[EXERCISE DETAILS] In your copy of the entries, please include no pictures and return every word exactly.

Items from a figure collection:
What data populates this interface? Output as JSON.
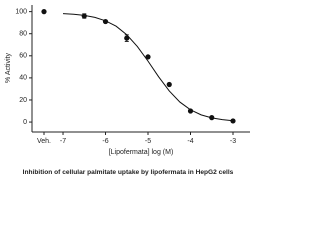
{
  "chart_data": {
    "type": "scatter",
    "x_label": "[Lipofermata] log (M)",
    "y_label": "% Activity",
    "caption": "Inhibition of cellular palmitate uptake by lipofermata in HepG2 cells",
    "vehicle": {
      "label": "Veh.",
      "value": 100
    },
    "x": [
      -6.5,
      -6,
      -5.5,
      -5,
      -4.5,
      -4,
      -3.5,
      -3
    ],
    "values": [
      96,
      91,
      76,
      59,
      34,
      10,
      4,
      1
    ],
    "errors": [
      2,
      null,
      3,
      null,
      null,
      null,
      null,
      null
    ],
    "fit": {
      "x": [
        -7,
        -6.75,
        -6.5,
        -6.25,
        -6,
        -5.75,
        -5.5,
        -5.25,
        -5,
        -4.75,
        -4.5,
        -4.25,
        -4,
        -3.75,
        -3.5,
        -3.25,
        -3
      ],
      "values": [
        98.2,
        97.6,
        96.6,
        94.8,
        91.7,
        86.8,
        79.1,
        68.4,
        55.2,
        41.0,
        28.2,
        18.1,
        11.1,
        6.5,
        3.8,
        2.2,
        1.2
      ]
    },
    "color": "#111111",
    "xlim": [
      -7.73,
      -2.6
    ],
    "xticks": [
      -7,
      -6,
      -5,
      -4,
      -3
    ],
    "ylim": [
      -9,
      106
    ],
    "yticks": [
      0,
      20,
      40,
      60,
      80,
      100
    ]
  }
}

[EXPECTED OUTPUT]
What data populates this interface? Output as JSON.
{
  "chart_data": {
    "type": "scatter",
    "x_label": "[Lipofermata] log (M)",
    "y_label": "% Activity",
    "caption": "Inhibition of cellular palmitate uptake by lipofermata in HepG2 cells",
    "vehicle": {
      "label": "Veh.",
      "value": 100
    },
    "x": [
      -6.5,
      -6,
      -5.5,
      -5,
      -4.5,
      -4,
      -3.5,
      -3
    ],
    "values": [
      96,
      91,
      76,
      59,
      34,
      10,
      4,
      1
    ],
    "errors": [
      2,
      null,
      3,
      null,
      null,
      null,
      null,
      null
    ],
    "fit": {
      "x": [
        -7,
        -6.75,
        -6.5,
        -6.25,
        -6,
        -5.75,
        -5.5,
        -5.25,
        -5,
        -4.75,
        -4.5,
        -4.25,
        -4,
        -3.75,
        -3.5,
        -3.25,
        -3
      ],
      "values": [
        98.2,
        97.6,
        96.6,
        94.8,
        91.7,
        86.8,
        79.1,
        68.4,
        55.2,
        41.0,
        28.2,
        18.1,
        11.1,
        6.5,
        3.8,
        2.2,
        1.2
      ]
    },
    "color": "#111111",
    "xlim": [
      -7.73,
      -2.6
    ],
    "xticks": [
      -7,
      -6,
      -5,
      -4,
      -3
    ],
    "ylim": [
      -9,
      106
    ],
    "yticks": [
      0,
      20,
      40,
      60,
      80,
      100
    ]
  }
}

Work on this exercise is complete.